For each line below with the word "Reseskildringar", write out a copy.

________________________

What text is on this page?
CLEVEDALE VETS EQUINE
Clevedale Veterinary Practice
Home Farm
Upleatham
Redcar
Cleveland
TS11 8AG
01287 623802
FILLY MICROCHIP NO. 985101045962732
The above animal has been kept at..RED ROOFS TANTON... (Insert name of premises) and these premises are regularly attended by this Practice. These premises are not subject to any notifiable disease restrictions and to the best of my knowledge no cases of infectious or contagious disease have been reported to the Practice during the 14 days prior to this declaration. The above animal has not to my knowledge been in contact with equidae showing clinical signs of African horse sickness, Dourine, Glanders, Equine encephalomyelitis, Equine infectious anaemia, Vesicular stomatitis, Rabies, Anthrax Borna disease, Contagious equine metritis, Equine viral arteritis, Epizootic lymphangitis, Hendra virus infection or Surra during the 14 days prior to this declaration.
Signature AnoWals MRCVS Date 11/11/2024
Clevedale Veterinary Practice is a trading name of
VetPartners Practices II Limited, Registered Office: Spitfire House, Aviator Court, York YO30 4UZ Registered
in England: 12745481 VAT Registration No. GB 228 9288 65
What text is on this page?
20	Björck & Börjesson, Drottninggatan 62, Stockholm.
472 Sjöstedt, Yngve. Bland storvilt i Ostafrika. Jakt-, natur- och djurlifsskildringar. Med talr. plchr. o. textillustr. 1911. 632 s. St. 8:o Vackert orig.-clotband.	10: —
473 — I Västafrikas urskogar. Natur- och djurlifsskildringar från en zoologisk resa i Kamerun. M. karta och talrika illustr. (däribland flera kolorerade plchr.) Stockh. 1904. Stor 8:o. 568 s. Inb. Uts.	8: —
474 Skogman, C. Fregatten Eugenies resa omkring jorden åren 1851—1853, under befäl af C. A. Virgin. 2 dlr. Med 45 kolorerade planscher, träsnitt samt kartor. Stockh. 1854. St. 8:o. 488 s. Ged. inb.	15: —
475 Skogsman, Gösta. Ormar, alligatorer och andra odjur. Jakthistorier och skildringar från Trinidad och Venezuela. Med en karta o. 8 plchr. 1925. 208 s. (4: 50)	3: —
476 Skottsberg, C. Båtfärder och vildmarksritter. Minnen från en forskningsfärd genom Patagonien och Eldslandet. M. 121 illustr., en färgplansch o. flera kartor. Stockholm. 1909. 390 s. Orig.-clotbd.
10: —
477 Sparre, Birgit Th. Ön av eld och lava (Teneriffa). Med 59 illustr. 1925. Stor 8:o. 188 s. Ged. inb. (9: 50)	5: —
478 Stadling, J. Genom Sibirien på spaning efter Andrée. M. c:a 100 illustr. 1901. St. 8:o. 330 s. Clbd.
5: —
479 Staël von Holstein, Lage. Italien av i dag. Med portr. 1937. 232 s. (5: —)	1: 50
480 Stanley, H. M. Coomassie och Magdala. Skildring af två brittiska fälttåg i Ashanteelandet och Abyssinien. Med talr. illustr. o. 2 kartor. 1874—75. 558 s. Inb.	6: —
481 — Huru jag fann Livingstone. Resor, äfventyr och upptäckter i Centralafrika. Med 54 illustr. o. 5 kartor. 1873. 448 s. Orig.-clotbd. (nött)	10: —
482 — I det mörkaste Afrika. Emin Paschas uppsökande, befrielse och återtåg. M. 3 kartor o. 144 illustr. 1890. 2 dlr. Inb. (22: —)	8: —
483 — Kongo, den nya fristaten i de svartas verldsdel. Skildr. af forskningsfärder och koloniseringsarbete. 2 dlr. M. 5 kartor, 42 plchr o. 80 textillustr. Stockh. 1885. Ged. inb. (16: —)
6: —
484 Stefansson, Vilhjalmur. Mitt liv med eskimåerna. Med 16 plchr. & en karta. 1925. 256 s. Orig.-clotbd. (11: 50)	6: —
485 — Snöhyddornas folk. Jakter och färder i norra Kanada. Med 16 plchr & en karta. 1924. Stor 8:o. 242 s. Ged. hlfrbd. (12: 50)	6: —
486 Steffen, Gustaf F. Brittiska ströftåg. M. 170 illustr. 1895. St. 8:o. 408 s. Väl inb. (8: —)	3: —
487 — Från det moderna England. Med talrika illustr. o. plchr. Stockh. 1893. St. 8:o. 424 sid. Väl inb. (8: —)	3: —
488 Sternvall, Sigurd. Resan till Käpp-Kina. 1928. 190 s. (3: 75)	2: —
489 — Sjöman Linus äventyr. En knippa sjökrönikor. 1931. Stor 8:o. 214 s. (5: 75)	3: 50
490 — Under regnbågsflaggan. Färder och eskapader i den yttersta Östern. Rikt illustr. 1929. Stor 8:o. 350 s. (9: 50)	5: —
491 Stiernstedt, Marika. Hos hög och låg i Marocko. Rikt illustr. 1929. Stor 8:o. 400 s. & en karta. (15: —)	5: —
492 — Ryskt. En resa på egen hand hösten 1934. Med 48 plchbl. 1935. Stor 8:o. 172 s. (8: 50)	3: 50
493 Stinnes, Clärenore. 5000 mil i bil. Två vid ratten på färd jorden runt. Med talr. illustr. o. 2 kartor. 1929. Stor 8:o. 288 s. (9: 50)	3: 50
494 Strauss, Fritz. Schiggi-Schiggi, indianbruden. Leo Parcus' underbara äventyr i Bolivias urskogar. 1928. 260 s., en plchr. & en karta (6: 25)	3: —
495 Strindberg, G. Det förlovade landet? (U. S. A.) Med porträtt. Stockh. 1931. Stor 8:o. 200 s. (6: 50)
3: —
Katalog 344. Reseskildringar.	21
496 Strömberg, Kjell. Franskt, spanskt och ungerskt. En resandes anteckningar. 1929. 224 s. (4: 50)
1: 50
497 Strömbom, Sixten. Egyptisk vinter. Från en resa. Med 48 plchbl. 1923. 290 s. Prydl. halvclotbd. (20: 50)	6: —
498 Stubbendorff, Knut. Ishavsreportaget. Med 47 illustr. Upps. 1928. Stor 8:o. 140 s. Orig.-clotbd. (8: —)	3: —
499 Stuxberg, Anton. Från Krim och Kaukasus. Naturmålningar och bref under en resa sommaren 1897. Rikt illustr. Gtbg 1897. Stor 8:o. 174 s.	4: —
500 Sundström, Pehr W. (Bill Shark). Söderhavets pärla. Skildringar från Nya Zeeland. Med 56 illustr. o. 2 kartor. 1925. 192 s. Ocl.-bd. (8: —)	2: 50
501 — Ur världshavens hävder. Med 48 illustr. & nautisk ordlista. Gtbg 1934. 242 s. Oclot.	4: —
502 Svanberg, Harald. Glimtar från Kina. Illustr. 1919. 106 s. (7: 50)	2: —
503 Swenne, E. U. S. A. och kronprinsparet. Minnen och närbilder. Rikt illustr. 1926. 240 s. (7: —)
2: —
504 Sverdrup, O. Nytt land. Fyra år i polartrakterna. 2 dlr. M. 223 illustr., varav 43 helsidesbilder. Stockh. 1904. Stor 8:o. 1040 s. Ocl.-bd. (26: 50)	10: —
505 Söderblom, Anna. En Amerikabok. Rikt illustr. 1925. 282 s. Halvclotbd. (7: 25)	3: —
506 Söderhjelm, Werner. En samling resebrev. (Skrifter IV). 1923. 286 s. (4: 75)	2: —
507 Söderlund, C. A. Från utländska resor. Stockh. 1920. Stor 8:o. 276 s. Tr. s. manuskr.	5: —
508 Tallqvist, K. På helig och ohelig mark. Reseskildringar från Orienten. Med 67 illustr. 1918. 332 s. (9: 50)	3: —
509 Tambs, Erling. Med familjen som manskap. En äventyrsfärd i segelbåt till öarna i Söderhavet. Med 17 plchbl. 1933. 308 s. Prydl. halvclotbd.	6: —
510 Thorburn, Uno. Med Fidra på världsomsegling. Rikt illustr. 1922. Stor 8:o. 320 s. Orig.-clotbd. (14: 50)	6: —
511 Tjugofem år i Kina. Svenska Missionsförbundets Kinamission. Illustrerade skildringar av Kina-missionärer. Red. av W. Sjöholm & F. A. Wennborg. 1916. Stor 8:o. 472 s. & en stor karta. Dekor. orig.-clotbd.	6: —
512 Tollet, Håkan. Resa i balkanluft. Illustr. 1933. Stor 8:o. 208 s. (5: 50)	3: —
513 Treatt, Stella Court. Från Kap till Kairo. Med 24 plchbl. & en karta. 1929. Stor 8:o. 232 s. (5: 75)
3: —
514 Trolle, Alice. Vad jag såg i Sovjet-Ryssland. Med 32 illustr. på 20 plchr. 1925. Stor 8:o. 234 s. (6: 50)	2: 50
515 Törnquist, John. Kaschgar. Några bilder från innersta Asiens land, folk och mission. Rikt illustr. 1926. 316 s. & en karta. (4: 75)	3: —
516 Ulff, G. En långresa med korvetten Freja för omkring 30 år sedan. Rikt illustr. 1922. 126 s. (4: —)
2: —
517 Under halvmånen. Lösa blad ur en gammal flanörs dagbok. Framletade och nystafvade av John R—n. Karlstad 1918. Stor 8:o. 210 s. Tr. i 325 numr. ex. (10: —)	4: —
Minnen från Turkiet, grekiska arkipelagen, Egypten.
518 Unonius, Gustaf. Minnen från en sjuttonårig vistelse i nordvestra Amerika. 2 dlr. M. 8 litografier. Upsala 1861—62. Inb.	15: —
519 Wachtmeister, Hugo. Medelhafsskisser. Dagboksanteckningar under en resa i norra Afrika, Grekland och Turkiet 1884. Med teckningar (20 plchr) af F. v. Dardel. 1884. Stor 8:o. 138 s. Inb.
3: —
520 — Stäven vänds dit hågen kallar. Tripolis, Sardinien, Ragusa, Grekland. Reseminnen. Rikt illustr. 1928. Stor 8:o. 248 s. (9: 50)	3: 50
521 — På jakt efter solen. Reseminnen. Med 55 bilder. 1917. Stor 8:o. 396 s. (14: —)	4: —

________________________

=== OUTPUT OF THE TASK ===
Katalog 344. Reseskildringar.	21
508 Tallqvist, K. På helig och ohelig mark. Reseskildringar från Orienten. Med 67 illustr. 1918. 332 s. (9: 50)	3: —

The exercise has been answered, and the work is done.